_Exercise_:
Repeat all of the data precisely.

_Recorded information_:
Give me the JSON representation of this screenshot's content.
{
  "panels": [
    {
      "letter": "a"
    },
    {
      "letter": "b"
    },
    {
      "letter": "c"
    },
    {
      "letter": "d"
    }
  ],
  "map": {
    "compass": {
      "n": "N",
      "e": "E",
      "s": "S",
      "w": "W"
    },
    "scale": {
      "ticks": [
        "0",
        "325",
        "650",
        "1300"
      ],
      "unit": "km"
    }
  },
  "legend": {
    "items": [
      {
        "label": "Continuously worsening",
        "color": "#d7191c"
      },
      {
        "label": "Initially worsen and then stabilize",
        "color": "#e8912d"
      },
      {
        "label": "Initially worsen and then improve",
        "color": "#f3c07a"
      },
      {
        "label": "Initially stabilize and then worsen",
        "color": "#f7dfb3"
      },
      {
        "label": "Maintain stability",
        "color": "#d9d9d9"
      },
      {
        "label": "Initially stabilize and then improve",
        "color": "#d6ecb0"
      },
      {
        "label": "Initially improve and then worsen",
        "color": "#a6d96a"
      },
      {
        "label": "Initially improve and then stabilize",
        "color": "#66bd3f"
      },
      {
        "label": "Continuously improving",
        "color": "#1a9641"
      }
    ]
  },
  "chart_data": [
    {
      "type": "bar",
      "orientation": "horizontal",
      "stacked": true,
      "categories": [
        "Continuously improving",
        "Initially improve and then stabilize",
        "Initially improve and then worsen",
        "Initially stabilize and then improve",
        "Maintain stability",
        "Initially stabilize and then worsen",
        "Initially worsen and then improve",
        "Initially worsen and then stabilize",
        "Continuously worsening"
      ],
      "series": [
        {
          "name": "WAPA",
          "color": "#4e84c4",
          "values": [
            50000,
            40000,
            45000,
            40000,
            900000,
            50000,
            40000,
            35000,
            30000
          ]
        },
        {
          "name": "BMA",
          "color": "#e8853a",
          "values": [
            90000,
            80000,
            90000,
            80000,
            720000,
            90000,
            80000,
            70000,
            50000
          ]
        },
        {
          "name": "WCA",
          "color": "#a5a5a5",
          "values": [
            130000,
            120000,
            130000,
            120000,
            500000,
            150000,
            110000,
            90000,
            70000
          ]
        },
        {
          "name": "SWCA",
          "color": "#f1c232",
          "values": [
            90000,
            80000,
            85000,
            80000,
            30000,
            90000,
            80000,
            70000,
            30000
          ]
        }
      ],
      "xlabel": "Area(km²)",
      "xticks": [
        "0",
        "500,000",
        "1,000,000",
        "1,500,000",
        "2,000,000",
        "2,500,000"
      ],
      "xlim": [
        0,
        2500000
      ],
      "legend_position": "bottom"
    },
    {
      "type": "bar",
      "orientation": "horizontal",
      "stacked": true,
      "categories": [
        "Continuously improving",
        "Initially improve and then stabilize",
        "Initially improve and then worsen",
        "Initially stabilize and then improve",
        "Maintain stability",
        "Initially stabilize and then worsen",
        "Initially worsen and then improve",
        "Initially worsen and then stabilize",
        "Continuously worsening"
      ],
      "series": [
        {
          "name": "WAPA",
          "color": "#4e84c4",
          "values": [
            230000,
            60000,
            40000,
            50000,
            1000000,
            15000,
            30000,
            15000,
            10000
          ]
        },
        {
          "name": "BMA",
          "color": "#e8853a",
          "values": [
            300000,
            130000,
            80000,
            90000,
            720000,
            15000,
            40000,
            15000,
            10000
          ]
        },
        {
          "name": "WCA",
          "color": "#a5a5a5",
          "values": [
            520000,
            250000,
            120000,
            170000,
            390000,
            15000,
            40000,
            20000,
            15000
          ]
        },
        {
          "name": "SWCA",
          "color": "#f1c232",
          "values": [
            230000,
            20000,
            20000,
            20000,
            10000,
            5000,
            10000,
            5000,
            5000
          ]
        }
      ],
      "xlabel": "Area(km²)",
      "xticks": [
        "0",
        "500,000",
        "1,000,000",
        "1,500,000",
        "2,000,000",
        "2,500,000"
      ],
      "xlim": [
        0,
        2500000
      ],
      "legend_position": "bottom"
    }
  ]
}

_Solution for this problem_:
Give me the JSON representation of this screenshot's content.
{
  "panels": [
    {
      "letter": "a"
    },
    {
      "letter": "b"
    },
    {
      "letter": "c"
    },
    {
      "letter": "d"
    }
  ],
  "map": {
    "compass": {
      "n": "N",
      "e": "E",
      "s": "S",
      "w": "W"
    },
    "scale": {
      "ticks": [
        "0",
        "325",
        "650",
        "1300"
      ],
      "unit": "km"
    }
  },
  "legend": {
    "items": [
      {
        "label": "Continuously worsening",
        "color": "#d7191c"
      },
      {
        "label": "Initially worsen and then stabilize",
        "color": "#e8912d"
      },
      {
        "label": "Initially worsen and then improve",
        "color": "#f3c07a"
      },
      {
        "label": "Initially stabilize and then worsen",
        "color": "#f7dfb3"
      },
      {
        "label": "Maintain stability",
        "color": "#d9d9d9"
      },
      {
        "label": "Initially stabilize and then improve",
        "color": "#d6ecb0"
      },
      {
        "label": "Initially improve and then worsen",
        "color": "#a6d96a"
      },
      {
        "label": "Initially improve and then stabilize",
        "color": "#66bd3f"
      },
      {
        "label": "Continuously improving",
        "color": "#1a9641"
      }
    ]
  },
  "chart_data": [
    {
      "type": "bar",
      "orientation": "horizontal",
      "stacked": true,
      "categories": [
        "Continuously improving",
        "Initially improve and then stabilize",
        "Initially improve and then worsen",
        "Initially stabilize and then improve",
        "Maintain stability",
        "Initially stabilize and then worsen",
        "Initially worsen and then improve",
        "Initially worsen and then stabilize",
        "Continuously worsening"
      ],
      "series": [
        {
          "name": "WAPA",
          "color": "#4e84c4",
          "values": [
            50000,
            40000,
            45000,
            40000,
            900000,
            50000,
            40000,
            35000,
            30000
          ]
        },
        {
          "name": "BMA",
          "color": "#e8853a",
          "values": [
            90000,
            80000,
            90000,
            80000,
            720000,
            90000,
            80000,
            70000,
            50000
          ]
        },
        {
          "name": "WCA",
          "color": "#a5a5a5",
          "values": [
            130000,
            120000,
            130000,
            120000,
            500000,
            150000,
            110000,
            90000,
            70000
          ]
        },
        {
          "name": "SWCA",
          "color": "#f1c232",
          "values": [
            90000,
            80000,
            85000,
            80000,
            30000,
            90000,
            80000,
            70000,
            30000
          ]
        }
      ],
      "xlabel": "Area(km²)",
      "xticks": [
        "0",
        "500,000",
        "1,000,000",
        "1,500,000",
        "2,000,000",
        "2,500,000"
      ],
      "xlim": [
        0,
        2500000
      ],
      "legend_position": "bottom"
    },
    {
      "type": "bar",
      "orientation": "horizontal",
      "stacked": true,
      "categories": [
        "Continuously improving",
        "Initially improve and then stabilize",
        "Initially improve and then worsen",
        "Initially stabilize and then improve",
        "Maintain stability",
        "Initially stabilize and then worsen",
        "Initially worsen and then improve",
        "Initially worsen and then stabilize",
        "Continuously worsening"
      ],
      "series": [
        {
          "name": "WAPA",
          "color": "#4e84c4",
          "values": [
            230000,
            60000,
            40000,
            50000,
            1000000,
            15000,
            30000,
            15000,
            10000
          ]
        },
        {
          "name": "BMA",
          "color": "#e8853a",
          "values": [
            300000,
            130000,
            80000,
            90000,
            720000,
            15000,
            40000,
            15000,
            10000
          ]
        },
        {
          "name": "WCA",
          "color": "#a5a5a5",
          "values": [
            520000,
            250000,
            120000,
            170000,
            390000,
            15000,
            40000,
            20000,
            15000
          ]
        },
        {
          "name": "SWCA",
          "color": "#f1c232",
          "values": [
            230000,
            20000,
            20000,
            20000,
            10000,
            5000,
            10000,
            5000,
            5000
          ]
        }
      ],
      "xlabel": "Area(km²)",
      "xticks": [
        "0",
        "500,000",
        "1,000,000",
        "1,500,000",
        "2,000,000",
        "2,500,000"
      ],
      "xlim": [
        0,
        2500000
      ],
      "legend_position": "bottom"
    }
  ]
}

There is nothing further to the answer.